* WHAT YOU ARE ASKED TO DO *
Copy the listing verbatim, excluding any images found in it.

* INPUT MATERIAL *
........
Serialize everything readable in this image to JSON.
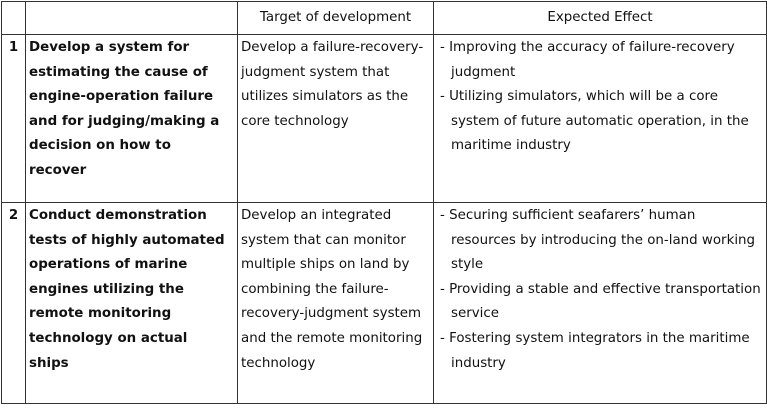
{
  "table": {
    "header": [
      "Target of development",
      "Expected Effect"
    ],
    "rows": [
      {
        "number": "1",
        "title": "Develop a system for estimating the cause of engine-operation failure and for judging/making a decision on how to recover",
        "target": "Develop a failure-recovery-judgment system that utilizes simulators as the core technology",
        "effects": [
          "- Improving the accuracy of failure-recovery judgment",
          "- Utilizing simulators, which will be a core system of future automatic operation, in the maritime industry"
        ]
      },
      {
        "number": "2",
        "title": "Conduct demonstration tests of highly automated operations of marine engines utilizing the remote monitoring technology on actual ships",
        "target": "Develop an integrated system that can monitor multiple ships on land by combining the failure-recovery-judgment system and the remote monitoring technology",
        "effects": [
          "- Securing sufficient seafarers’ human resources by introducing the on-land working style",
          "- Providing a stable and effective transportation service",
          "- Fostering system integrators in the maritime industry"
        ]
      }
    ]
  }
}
........
* SOLVED PROBLEM *
Serialize everything readable in this image to JSON.
{
  "table": {
    "header": [
      "Target of development",
      "Expected Effect"
    ],
    "rows": [
      {
        "number": "1",
        "title": "Develop a system for estimating the cause of engine-operation failure and for judging/making a decision on how to recover",
        "target": "Develop a failure-recovery-judgment system that utilizes simulators as the core technology",
        "effects": [
          "- Improving the accuracy of failure-recovery judgment",
          "- Utilizing simulators, which will be a core system of future automatic operation, in the maritime industry"
        ]
      },
      {
        "number": "2",
        "title": "Conduct demonstration tests of highly automated operations of marine engines utilizing the remote monitoring technology on actual ships",
        "target": "Develop an integrated system that can monitor multiple ships on land by combining the failure-recovery-judgment system and the remote monitoring technology",
        "effects": [
          "- Securing sufficient seafarers’ human resources by introducing the on-land working style",
          "- Providing a stable and effective transportation service",
          "- Fostering system integrators in the maritime industry"
        ]
      }
    ]
  }
}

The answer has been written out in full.